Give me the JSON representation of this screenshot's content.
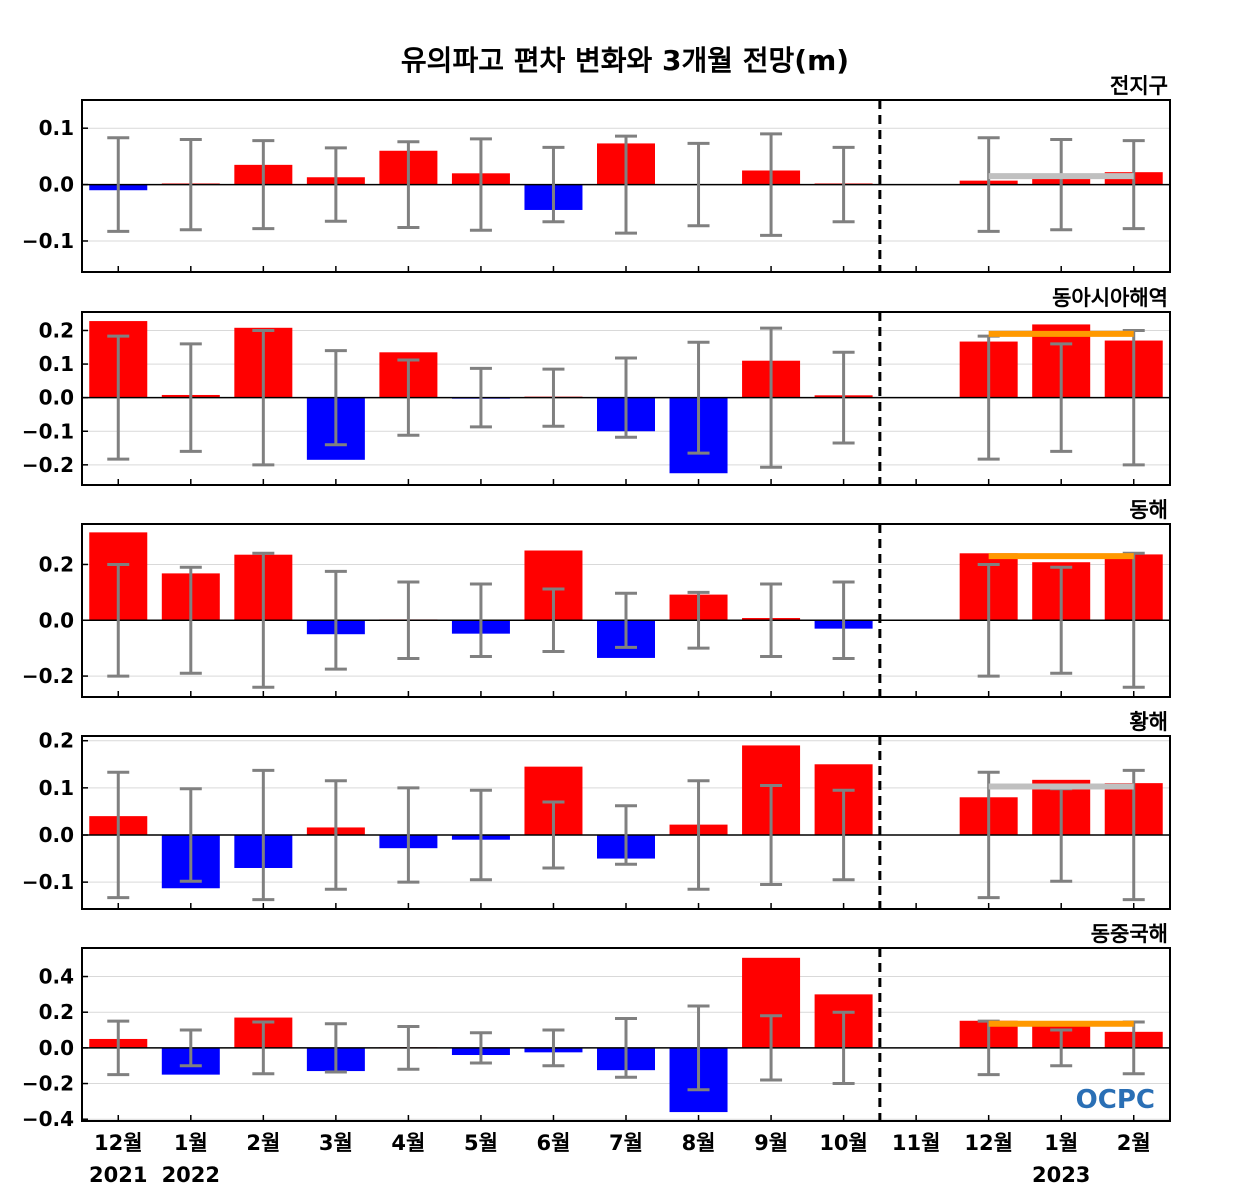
{
  "chart_data": {
    "type": "bar",
    "title": "유의파고 편차 변화와 3개월 전망(m)",
    "categories": [
      "12월",
      "1월",
      "2월",
      "3월",
      "4월",
      "5월",
      "6월",
      "7월",
      "8월",
      "9월",
      "10월",
      "11월",
      "12월",
      "1월",
      "2월"
    ],
    "year_labels": [
      {
        "category_index": 0,
        "label": "2021"
      },
      {
        "category_index": 1,
        "label": "2022"
      },
      {
        "category_index": 13,
        "label": "2023"
      }
    ],
    "forecast_divider_between": [
      10,
      11
    ],
    "colors": {
      "positive": "#ff0000",
      "negative": "#0000ff",
      "errorbar": "#808080",
      "forecast_gray": "#c0c0c0",
      "forecast_orange": "#ff9900"
    },
    "logo": "OCPC",
    "panels": [
      {
        "name": "전지구",
        "ylim": [
          -0.155,
          0.15
        ],
        "yticks": [
          -0.1,
          0.0,
          0.1
        ],
        "tick_labels": [
          "−0.1",
          "0.0",
          "0.1"
        ],
        "values": [
          -0.01,
          0.002,
          0.035,
          0.013,
          0.06,
          0.02,
          -0.045,
          0.073,
          0.0,
          0.025,
          0.002,
          0.0,
          0.007,
          0.012,
          0.022
        ],
        "errors": [
          0.083,
          0.08,
          0.078,
          0.065,
          0.076,
          0.081,
          0.066,
          0.086,
          0.073,
          0.09,
          0.066,
          null,
          0.083,
          0.08,
          0.078
        ],
        "forecast_line": {
          "value": 0.015,
          "color": "gray"
        }
      },
      {
        "name": "동아시아해역",
        "ylim": [
          -0.26,
          0.255
        ],
        "yticks": [
          -0.2,
          -0.1,
          0.0,
          0.1,
          0.2
        ],
        "tick_labels": [
          "−0.2",
          "−0.1",
          "0.0",
          "0.1",
          "0.2"
        ],
        "values": [
          0.228,
          0.008,
          0.208,
          -0.185,
          0.135,
          -0.003,
          0.003,
          -0.1,
          -0.225,
          0.11,
          0.007,
          0.0,
          0.167,
          0.218,
          0.17
        ],
        "errors": [
          0.183,
          0.16,
          0.2,
          0.14,
          0.112,
          0.087,
          0.085,
          0.118,
          0.165,
          0.207,
          0.135,
          null,
          0.183,
          0.16,
          0.2
        ],
        "forecast_line": {
          "value": 0.19,
          "color": "orange"
        }
      },
      {
        "name": "동해",
        "ylim": [
          -0.275,
          0.345
        ],
        "yticks": [
          -0.2,
          0.0,
          0.2
        ],
        "tick_labels": [
          "−0.2",
          "0.0",
          "0.2"
        ],
        "values": [
          0.315,
          0.168,
          0.235,
          -0.05,
          0.003,
          -0.048,
          0.25,
          -0.135,
          0.092,
          0.008,
          -0.03,
          0.0,
          0.24,
          0.208,
          0.236
        ],
        "errors": [
          0.2,
          0.19,
          0.24,
          0.175,
          0.137,
          0.13,
          0.112,
          0.097,
          0.1,
          0.13,
          0.137,
          null,
          0.2,
          0.19,
          0.24
        ],
        "forecast_line": {
          "value": 0.23,
          "color": "orange"
        }
      },
      {
        "name": "황해",
        "ylim": [
          -0.157,
          0.21
        ],
        "yticks": [
          -0.1,
          0.0,
          0.1,
          0.2
        ],
        "tick_labels": [
          "−0.1",
          "0.0",
          "0.1",
          "0.2"
        ],
        "values": [
          0.04,
          -0.113,
          -0.07,
          0.016,
          -0.028,
          -0.01,
          0.145,
          -0.05,
          0.022,
          0.19,
          0.15,
          0.0,
          0.08,
          0.117,
          0.11
        ],
        "errors": [
          0.133,
          0.098,
          0.137,
          0.115,
          0.1,
          0.095,
          0.07,
          0.062,
          0.115,
          0.105,
          0.095,
          null,
          0.133,
          0.098,
          0.137
        ],
        "forecast_line": {
          "value": 0.103,
          "color": "gray"
        }
      },
      {
        "name": "동중국해",
        "ylim": [
          -0.41,
          0.56
        ],
        "yticks": [
          -0.4,
          -0.2,
          0.0,
          0.2,
          0.4
        ],
        "tick_labels": [
          "−0.4",
          "−0.2",
          "0.0",
          "0.2",
          "0.4"
        ],
        "values": [
          0.05,
          -0.15,
          0.17,
          -0.13,
          0.003,
          -0.04,
          -0.025,
          -0.125,
          -0.36,
          0.505,
          0.3,
          0.0,
          0.152,
          0.145,
          0.09
        ],
        "errors": [
          0.15,
          0.1,
          0.145,
          0.135,
          0.12,
          0.085,
          0.1,
          0.165,
          0.235,
          0.18,
          0.2,
          null,
          0.15,
          0.1,
          0.145
        ],
        "forecast_line": {
          "value": 0.135,
          "color": "orange"
        }
      }
    ]
  }
}
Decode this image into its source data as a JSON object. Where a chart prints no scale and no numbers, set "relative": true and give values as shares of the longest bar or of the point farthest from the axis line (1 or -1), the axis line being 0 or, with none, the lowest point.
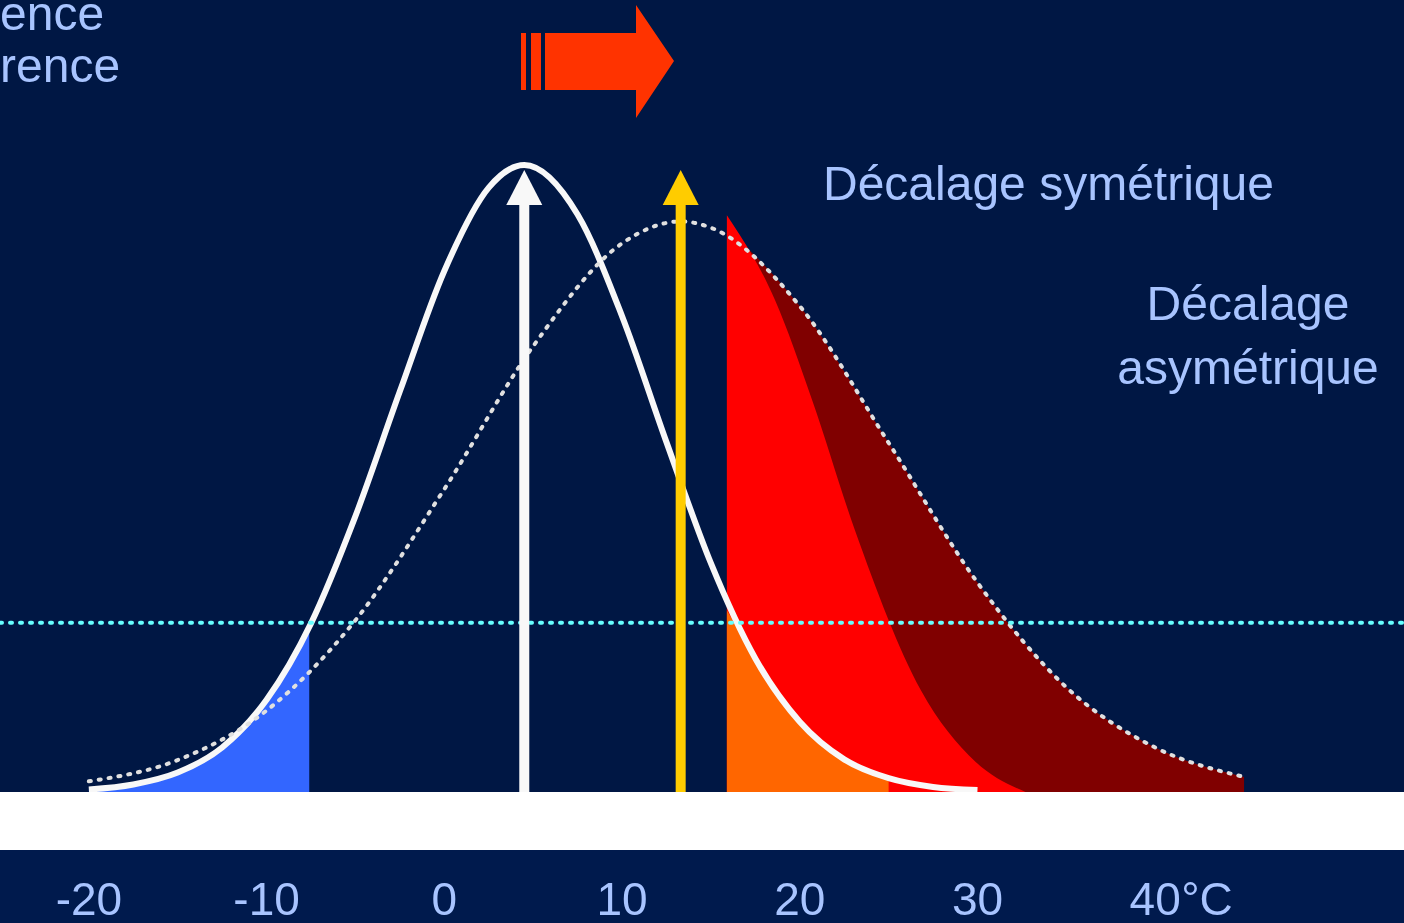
{
  "chart_data": {
    "type": "area",
    "relative": true,
    "xlim": [
      -25,
      54
    ],
    "xticks": [
      -20,
      -10,
      0,
      10,
      20,
      {
        "value": 30,
        "label": "30"
      },
      40
    ],
    "xlabel": "°C",
    "series": [
      {
        "color": "#800000",
        "x": [
          15.9,
          20,
          25,
          30,
          35,
          40,
          45
        ],
        "values": [
          0.9,
          0.775,
          0.557,
          0.334,
          0.167,
          0.071,
          0.024
        ]
      },
      {
        "color": "#ff0000",
        "x": [
          15.9,
          18.6,
          20.7,
          23.1,
          26.8,
          29.9,
          32.7
        ],
        "values": [
          0.92,
          0.785,
          0.625,
          0.418,
          0.163,
          0.048,
          0
        ]
      },
      {
        "color": "#ff6600",
        "x": [
          15.9,
          17.5,
          20,
          22.5,
          25
        ],
        "values": [
          0.29,
          0.213,
          0.112,
          0.052,
          0.022
        ]
      },
      {
        "color": "#3366ff",
        "x": [
          -20,
          -17.5,
          -15,
          -12.5,
          -10,
          -7.6
        ],
        "values": [
          0.004,
          0.012,
          0.031,
          0.071,
          0.147,
          0.265
        ]
      },
      {
        "type": "line",
        "color": "#f8f8f8",
        "line_style": "solid",
        "x": [
          -20,
          -17.5,
          -15,
          -12.5,
          -10,
          -7.5,
          -5,
          -2.5,
          0,
          2.5,
          4.5,
          7.5,
          10,
          12.5,
          15,
          17.5,
          20,
          22.5,
          25,
          27.5,
          30
        ],
        "values": [
          0.004,
          0.012,
          0.031,
          0.071,
          0.147,
          0.269,
          0.44,
          0.639,
          0.831,
          0.964,
          1,
          0.921,
          0.759,
          0.558,
          0.365,
          0.213,
          0.112,
          0.052,
          0.022,
          0.008,
          0.003
        ]
      },
      {
        "type": "line",
        "color": "#e0e0e0",
        "line_style": "dotted",
        "x": [
          -20,
          -15,
          -10,
          -5,
          0,
          5,
          10,
          13.3,
          15,
          20,
          25,
          30,
          35,
          40,
          45
        ],
        "values": [
          0.017,
          0.051,
          0.13,
          0.274,
          0.483,
          0.711,
          0.875,
          0.91,
          0.9,
          0.775,
          0.557,
          0.334,
          0.167,
          0.071,
          0.024
        ]
      }
    ],
    "ref_lines": [
      {
        "axis": "y",
        "value": 0.27,
        "color": "#66ffff",
        "line_style": "dotted"
      },
      {
        "axis": "x",
        "value": 4.5,
        "color": "#f8f8f8",
        "line_style": "solid"
      },
      {
        "axis": "x",
        "value": 13.3,
        "color": "#ffcc00",
        "line_style": "solid"
      }
    ],
    "annotations": [
      "ence",
      "rence",
      "Décalage symétrique",
      "Décalage\nasymétrique"
    ]
  }
}
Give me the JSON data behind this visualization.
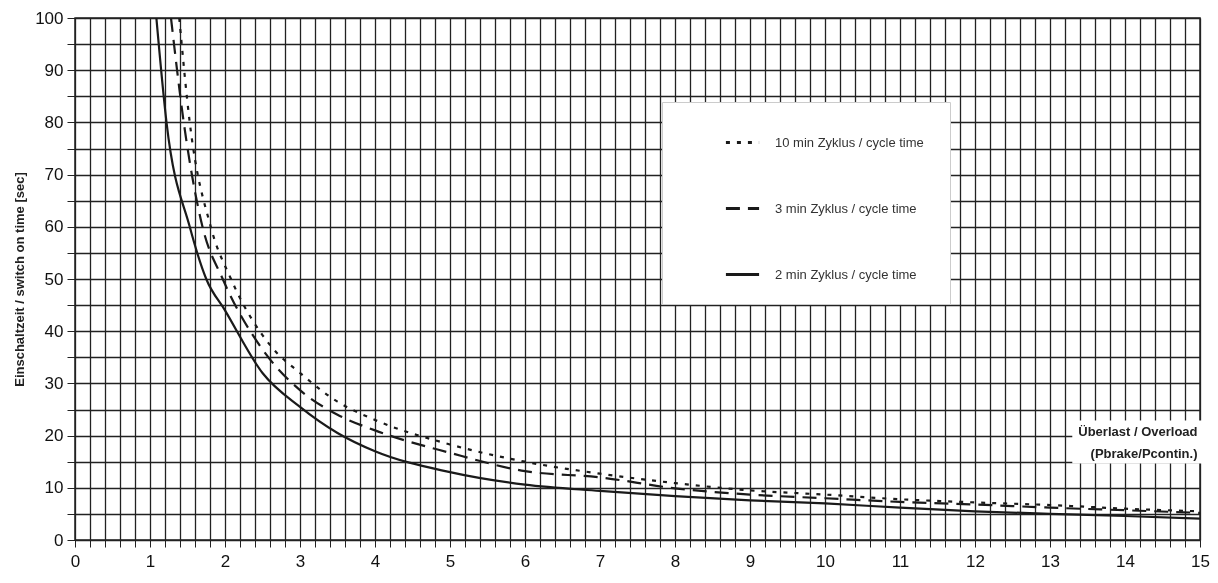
{
  "chart_data": {
    "type": "line",
    "xlabel": [
      "Überlast / Overload",
      "(Pbrake/Pcontin.)"
    ],
    "ylabel": "Einschaltzeit / switch on time [sec]",
    "series": [
      {
        "name": "10 min  Zyklus / cycle time",
        "color": "#1a1a1a",
        "line_style": "dotted",
        "x": [
          1.39,
          1.53,
          1.81,
          2.08,
          2.62,
          3,
          3.5,
          4,
          5,
          6,
          7,
          8,
          9,
          10,
          11,
          12,
          13,
          14,
          15
        ],
        "values": [
          100,
          80,
          60,
          50,
          37,
          32,
          26.5,
          23,
          18.3,
          15,
          12.7,
          10.9,
          9.5,
          8.7,
          7.8,
          7.2,
          6.7,
          6,
          5.5
        ]
      },
      {
        "name": "3 min  Zyklus / cycle time",
        "color": "#1a1a1a",
        "line_style": "dashed",
        "x": [
          1.28,
          1.45,
          1.7,
          1.97,
          2.5,
          3,
          3.5,
          4,
          5,
          6,
          7,
          8,
          9,
          10,
          11,
          12,
          13,
          14,
          15
        ],
        "values": [
          100,
          80,
          60,
          50,
          36.5,
          28.7,
          24,
          21,
          16.7,
          13.2,
          12,
          9.9,
          8.7,
          8,
          7.3,
          6.8,
          6.2,
          5.7,
          5.2
        ]
      },
      {
        "name": "2 min  Zyklus / cycle time",
        "color": "#1a1a1a",
        "line_style": "solid",
        "x": [
          1.085,
          1.22,
          1.53,
          1.75,
          2,
          2.5,
          3,
          3.5,
          4,
          5,
          6,
          7,
          8,
          9,
          10,
          11,
          12,
          13,
          14,
          15
        ],
        "values": [
          100,
          80,
          60,
          50,
          44,
          32,
          25.5,
          20.5,
          17,
          13,
          10.6,
          9.4,
          8.4,
          7.6,
          7,
          6.2,
          5.5,
          5,
          4.6,
          4.1
        ]
      }
    ],
    "xlim": [
      0,
      15
    ],
    "ylim": [
      0,
      100
    ],
    "xticks": [
      0,
      {
        "value": 0.2,
        "label": null
      },
      {
        "value": 0.4,
        "label": null
      },
      {
        "value": 0.6,
        "label": null
      },
      {
        "value": 0.8,
        "label": null
      },
      1,
      {
        "value": 1.2,
        "label": null
      },
      {
        "value": 1.4,
        "label": null
      },
      {
        "value": 1.6,
        "label": null
      },
      {
        "value": 1.8,
        "label": null
      },
      2,
      {
        "value": 2.2,
        "label": null
      },
      {
        "value": 2.4,
        "label": null
      },
      {
        "value": 2.6,
        "label": null
      },
      {
        "value": 2.8,
        "label": null
      },
      3,
      {
        "value": 3.2,
        "label": null
      },
      {
        "value": 3.4,
        "label": null
      },
      {
        "value": 3.6,
        "label": null
      },
      {
        "value": 3.8,
        "label": null
      },
      4,
      {
        "value": 4.2,
        "label": null
      },
      {
        "value": 4.4,
        "label": null
      },
      {
        "value": 4.6,
        "label": null
      },
      {
        "value": 4.8,
        "label": null
      },
      5,
      {
        "value": 5.2,
        "label": null
      },
      {
        "value": 5.4,
        "label": null
      },
      {
        "value": 5.6,
        "label": null
      },
      {
        "value": 5.8,
        "label": null
      },
      6,
      {
        "value": 6.2,
        "label": null
      },
      {
        "value": 6.4,
        "label": null
      },
      {
        "value": 6.6,
        "label": null
      },
      {
        "value": 6.8,
        "label": null
      },
      7,
      {
        "value": 7.2,
        "label": null
      },
      {
        "value": 7.4,
        "label": null
      },
      {
        "value": 7.6,
        "label": null
      },
      {
        "value": 7.8,
        "label": null
      },
      8,
      {
        "value": 8.2,
        "label": null
      },
      {
        "value": 8.4,
        "label": null
      },
      {
        "value": 8.6,
        "label": null
      },
      {
        "value": 8.8,
        "label": null
      },
      9,
      {
        "value": 9.2,
        "label": null
      },
      {
        "value": 9.4,
        "label": null
      },
      {
        "value": 9.6,
        "label": null
      },
      {
        "value": 9.8,
        "label": null
      },
      10,
      {
        "value": 10.2,
        "label": null
      },
      {
        "value": 10.4,
        "label": null
      },
      {
        "value": 10.6,
        "label": null
      },
      {
        "value": 10.8,
        "label": null
      },
      11,
      {
        "value": 11.2,
        "label": null
      },
      {
        "value": 11.4,
        "label": null
      },
      {
        "value": 11.6,
        "label": null
      },
      {
        "value": 11.8,
        "label": null
      },
      12,
      {
        "value": 12.2,
        "label": null
      },
      {
        "value": 12.4,
        "label": null
      },
      {
        "value": 12.6,
        "label": null
      },
      {
        "value": 12.8,
        "label": null
      },
      13,
      {
        "value": 13.2,
        "label": null
      },
      {
        "value": 13.4,
        "label": null
      },
      {
        "value": 13.6,
        "label": null
      },
      {
        "value": 13.8,
        "label": null
      },
      14,
      {
        "value": 14.2,
        "label": null
      },
      {
        "value": 14.4,
        "label": null
      },
      {
        "value": 14.6,
        "label": null
      },
      {
        "value": 14.8,
        "label": null
      },
      15
    ],
    "yticks": [
      0,
      {
        "value": 5,
        "label": null
      },
      10,
      {
        "value": 15,
        "label": null
      },
      20,
      {
        "value": 25,
        "label": null
      },
      30,
      {
        "value": 35,
        "label": null
      },
      40,
      {
        "value": 45,
        "label": null
      },
      50,
      {
        "value": 55,
        "label": null
      },
      60,
      {
        "value": 65,
        "label": null
      },
      70,
      {
        "value": 75,
        "label": null
      },
      80,
      {
        "value": 85,
        "label": null
      },
      90,
      {
        "value": 95,
        "label": null
      },
      100
    ],
    "grid": true,
    "legend": "top right",
    "marker": "none"
  }
}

:::::

State the count of lines that contain the string "Décalage". Nothing else is needed.

#### RESPONSE TO THE TASK
2